• Extract

Free Speech Friday: The University Cannot Punish Me for My Speech Beyond the University

There are protests at the University of Wisconsin-Madison. (Is this practice for summer 2024?) A petition is circulating. The protestors are upset at a student who was videoed engaged in the thoughtcrime of “racist speech” and they want to ruin her life over it. Students and campus organizations are demanding UW-Madison expel the student after she riffed on a fantasy where, after she kills herself, she goes back and haunts every black person who ever wronged her and make them pick cotton until they die of thirst. Her rant, expressed through what appear to be tears (there is some pain there), is peppered with the racial slur “nigger.”

So is vandalism

Despite calls from numerous students and organizations for the expulsion of the student, university officials have stated that the speech in question is protected under the law. On Monday, UW-Madison released a statement saying that it is unable to restrict the content of personal social media posts made by students and employees or take action against posts that are not unlawful. In a subsequent email statement on the following day, LaVar Charleston, UW-Madison’s deputy vice chancellor of the diversity and inclusion, reiterated the university’s stance, explaining that “the law does not permit the university to punish individuals for words spoken in private spaces, even when those words are racist or hateful.”

• Source data
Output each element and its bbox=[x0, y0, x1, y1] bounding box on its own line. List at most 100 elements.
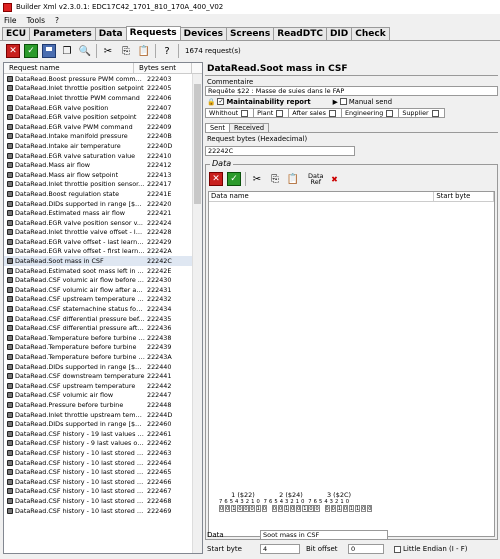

• Job
In the Free Speech Friday post, what did UW-Madison say in its Monday statement? The listing is separate material, unrelated to the Free Speech Friday post.

• Result for this exercise
It said it is unable to restrict the content of personal social media posts made by students and employees or take action against posts that are not unlawful.